[Collected data]
** begin **

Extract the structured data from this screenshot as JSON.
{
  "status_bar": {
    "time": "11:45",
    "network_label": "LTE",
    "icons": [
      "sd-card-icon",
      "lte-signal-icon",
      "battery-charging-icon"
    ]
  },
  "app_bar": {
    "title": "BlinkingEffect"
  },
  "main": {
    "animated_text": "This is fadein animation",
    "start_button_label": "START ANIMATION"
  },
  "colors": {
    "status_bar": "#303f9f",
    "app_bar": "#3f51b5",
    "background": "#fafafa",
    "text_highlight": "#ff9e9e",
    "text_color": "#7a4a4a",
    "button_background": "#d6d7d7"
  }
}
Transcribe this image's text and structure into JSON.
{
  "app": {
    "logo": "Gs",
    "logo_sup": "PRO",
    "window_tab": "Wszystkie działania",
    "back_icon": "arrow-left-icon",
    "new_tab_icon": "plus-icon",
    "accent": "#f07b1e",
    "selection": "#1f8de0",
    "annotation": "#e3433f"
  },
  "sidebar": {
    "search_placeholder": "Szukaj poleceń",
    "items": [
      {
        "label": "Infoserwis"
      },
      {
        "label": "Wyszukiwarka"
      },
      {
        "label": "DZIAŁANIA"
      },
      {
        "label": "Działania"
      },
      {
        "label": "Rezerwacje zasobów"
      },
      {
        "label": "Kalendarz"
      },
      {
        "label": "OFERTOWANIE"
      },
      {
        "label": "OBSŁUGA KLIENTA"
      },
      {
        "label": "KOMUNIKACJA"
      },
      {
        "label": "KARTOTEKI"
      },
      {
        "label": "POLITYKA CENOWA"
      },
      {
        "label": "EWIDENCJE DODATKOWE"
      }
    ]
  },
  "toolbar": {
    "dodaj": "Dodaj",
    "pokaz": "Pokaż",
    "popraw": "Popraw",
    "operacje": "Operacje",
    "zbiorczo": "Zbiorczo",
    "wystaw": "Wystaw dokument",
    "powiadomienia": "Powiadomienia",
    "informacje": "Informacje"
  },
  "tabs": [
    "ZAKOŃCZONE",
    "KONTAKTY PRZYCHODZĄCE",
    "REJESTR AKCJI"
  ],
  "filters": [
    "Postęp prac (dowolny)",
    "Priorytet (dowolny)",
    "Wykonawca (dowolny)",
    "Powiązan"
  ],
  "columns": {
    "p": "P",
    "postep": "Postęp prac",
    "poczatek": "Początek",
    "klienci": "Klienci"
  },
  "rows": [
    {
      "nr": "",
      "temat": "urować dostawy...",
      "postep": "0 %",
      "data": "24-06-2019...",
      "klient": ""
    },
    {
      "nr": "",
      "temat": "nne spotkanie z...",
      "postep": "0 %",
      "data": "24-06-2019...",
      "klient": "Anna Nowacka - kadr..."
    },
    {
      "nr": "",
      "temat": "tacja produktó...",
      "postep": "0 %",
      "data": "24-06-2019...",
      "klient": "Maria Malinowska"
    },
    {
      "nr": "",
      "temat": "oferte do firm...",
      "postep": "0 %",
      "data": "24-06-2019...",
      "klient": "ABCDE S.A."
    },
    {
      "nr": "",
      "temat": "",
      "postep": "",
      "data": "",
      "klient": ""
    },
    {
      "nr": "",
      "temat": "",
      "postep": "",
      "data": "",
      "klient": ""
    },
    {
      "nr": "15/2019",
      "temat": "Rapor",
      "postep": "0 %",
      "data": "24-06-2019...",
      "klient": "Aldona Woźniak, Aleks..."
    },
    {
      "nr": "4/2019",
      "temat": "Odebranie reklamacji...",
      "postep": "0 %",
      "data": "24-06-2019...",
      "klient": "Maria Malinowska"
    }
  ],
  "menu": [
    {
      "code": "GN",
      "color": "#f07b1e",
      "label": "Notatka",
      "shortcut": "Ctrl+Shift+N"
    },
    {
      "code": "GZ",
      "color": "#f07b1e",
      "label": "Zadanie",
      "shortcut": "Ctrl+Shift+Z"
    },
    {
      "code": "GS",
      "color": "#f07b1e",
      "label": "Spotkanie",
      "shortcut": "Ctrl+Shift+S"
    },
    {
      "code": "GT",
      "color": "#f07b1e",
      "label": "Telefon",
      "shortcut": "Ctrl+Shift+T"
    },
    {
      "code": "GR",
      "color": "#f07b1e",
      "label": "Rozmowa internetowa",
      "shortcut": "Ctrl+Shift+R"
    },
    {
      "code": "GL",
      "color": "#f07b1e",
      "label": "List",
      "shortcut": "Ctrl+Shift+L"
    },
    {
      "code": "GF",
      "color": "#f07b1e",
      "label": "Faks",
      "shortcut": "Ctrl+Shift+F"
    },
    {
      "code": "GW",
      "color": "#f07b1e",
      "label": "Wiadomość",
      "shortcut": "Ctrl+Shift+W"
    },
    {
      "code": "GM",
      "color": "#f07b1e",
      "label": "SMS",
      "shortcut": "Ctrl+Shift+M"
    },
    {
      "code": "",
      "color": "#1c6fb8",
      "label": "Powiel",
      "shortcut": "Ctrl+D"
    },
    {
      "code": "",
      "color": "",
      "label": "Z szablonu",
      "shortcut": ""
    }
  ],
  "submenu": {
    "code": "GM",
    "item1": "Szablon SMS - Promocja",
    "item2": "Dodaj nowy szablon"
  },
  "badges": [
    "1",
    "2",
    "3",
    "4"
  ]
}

** end **

### WORK REQUIRED
Go through the records and pull out each line that includes the word "temat".

### WRITTEN SOLUTION
      "temat": "urować dostawy...",
      "temat": "nne spotkanie z...",
      "temat": "tacja produktó...",
      "temat": "oferte do firm...",
      "temat": "",
      "temat": "",
      "temat": "Rapor",
      "temat": "Odebranie reklamacji...",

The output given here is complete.